SHORT TASK: Hunt for the word "доступности" across the entries below, copying each line that holds it.

EXTRACTED RECORDS:
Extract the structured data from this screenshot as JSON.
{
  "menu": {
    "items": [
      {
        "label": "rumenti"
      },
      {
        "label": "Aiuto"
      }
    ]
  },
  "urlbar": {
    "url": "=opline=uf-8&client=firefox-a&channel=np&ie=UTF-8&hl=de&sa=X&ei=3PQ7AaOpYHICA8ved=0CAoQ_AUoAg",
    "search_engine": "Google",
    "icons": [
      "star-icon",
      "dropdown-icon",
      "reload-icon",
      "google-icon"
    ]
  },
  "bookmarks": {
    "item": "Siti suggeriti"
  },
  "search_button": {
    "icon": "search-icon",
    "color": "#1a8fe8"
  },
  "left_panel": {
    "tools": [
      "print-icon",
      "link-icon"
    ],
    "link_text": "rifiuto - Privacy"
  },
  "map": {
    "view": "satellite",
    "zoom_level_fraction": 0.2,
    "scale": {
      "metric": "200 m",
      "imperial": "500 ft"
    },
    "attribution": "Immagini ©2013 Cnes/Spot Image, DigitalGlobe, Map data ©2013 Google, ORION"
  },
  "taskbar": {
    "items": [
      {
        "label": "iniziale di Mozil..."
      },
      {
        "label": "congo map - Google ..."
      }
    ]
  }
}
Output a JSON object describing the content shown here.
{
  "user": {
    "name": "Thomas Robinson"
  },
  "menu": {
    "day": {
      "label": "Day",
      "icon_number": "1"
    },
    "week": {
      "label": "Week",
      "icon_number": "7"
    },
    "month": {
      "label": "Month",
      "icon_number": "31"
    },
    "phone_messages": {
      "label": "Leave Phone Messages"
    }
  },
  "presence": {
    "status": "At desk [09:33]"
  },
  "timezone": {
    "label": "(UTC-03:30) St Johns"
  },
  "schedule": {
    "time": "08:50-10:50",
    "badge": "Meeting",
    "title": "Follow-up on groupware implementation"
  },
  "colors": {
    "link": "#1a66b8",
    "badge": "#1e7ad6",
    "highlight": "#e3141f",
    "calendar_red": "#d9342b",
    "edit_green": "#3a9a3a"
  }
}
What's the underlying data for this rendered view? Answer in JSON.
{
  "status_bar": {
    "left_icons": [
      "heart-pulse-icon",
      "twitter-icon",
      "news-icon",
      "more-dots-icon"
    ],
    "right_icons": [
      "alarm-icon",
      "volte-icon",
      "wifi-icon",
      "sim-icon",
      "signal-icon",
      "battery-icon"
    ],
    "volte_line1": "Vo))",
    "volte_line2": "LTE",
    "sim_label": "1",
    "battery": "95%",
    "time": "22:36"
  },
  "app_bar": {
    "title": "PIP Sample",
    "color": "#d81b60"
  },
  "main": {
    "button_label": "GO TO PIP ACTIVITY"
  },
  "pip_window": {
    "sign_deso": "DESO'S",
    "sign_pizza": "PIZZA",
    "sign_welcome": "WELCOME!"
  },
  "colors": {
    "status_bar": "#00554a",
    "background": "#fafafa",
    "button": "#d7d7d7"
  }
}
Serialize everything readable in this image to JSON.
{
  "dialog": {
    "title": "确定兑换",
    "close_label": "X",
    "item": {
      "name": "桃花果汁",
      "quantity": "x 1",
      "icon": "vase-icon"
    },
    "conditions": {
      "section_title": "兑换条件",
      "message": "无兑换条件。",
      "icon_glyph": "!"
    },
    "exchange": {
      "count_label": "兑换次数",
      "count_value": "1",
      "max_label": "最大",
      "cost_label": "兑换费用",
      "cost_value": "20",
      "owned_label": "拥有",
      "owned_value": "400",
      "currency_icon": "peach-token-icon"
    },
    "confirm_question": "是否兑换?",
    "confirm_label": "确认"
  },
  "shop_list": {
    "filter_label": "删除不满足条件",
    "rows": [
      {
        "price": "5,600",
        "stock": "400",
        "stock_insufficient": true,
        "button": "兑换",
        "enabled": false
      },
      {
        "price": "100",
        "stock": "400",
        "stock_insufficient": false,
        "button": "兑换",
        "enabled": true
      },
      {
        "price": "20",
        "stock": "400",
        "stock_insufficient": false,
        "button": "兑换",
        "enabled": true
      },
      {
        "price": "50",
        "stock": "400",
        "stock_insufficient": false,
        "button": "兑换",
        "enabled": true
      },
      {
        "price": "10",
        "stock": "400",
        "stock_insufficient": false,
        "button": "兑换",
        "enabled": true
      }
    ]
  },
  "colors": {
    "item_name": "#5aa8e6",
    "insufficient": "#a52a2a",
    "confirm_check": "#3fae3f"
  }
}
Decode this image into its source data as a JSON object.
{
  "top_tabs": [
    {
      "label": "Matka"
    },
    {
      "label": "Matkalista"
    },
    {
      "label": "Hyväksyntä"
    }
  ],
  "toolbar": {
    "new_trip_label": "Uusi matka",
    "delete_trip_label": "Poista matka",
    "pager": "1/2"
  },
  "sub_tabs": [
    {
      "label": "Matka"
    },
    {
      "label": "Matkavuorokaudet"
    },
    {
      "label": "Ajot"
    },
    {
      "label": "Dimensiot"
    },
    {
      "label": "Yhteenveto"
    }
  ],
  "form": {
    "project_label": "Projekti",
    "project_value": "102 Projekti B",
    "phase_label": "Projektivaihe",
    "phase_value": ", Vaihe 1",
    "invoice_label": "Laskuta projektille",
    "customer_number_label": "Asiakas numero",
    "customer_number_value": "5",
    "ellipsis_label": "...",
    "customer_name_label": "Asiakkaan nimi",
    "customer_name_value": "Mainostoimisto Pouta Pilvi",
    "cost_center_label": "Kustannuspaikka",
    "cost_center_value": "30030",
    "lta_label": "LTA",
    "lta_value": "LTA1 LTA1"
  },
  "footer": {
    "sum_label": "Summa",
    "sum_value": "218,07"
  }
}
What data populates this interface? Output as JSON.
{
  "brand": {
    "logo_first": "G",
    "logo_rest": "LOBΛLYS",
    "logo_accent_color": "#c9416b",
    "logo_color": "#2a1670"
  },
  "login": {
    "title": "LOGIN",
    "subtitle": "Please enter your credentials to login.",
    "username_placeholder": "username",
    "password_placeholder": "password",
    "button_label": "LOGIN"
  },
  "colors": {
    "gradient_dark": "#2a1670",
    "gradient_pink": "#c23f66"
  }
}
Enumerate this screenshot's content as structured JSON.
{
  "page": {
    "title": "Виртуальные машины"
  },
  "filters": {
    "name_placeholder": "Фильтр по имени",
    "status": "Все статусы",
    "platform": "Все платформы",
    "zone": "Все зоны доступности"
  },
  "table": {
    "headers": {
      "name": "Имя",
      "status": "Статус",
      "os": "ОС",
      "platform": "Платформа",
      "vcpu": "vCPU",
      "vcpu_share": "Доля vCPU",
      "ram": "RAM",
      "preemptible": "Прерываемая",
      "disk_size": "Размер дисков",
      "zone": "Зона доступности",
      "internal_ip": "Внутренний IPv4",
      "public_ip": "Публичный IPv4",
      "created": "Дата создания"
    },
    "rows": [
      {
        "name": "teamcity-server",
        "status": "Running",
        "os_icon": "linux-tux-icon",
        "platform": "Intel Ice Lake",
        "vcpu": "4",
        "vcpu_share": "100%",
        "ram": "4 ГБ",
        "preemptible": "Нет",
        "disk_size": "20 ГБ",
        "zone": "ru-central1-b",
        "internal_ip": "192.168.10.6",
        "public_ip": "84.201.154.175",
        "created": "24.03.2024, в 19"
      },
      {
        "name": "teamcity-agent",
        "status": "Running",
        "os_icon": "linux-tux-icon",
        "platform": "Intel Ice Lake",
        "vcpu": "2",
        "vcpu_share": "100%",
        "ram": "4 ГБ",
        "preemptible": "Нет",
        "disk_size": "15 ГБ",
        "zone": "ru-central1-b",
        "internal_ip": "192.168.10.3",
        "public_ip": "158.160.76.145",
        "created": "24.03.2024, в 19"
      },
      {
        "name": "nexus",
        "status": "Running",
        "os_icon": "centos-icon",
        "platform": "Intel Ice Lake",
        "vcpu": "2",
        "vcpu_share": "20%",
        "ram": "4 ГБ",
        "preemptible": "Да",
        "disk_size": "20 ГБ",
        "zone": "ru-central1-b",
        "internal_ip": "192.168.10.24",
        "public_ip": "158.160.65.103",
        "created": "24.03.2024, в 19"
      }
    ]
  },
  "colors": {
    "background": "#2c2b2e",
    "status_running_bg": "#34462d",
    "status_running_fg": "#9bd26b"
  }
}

ANSWER TO THE EXERCISE:
    "zone": "Все зоны доступности"
      "zone": "Зона доступности",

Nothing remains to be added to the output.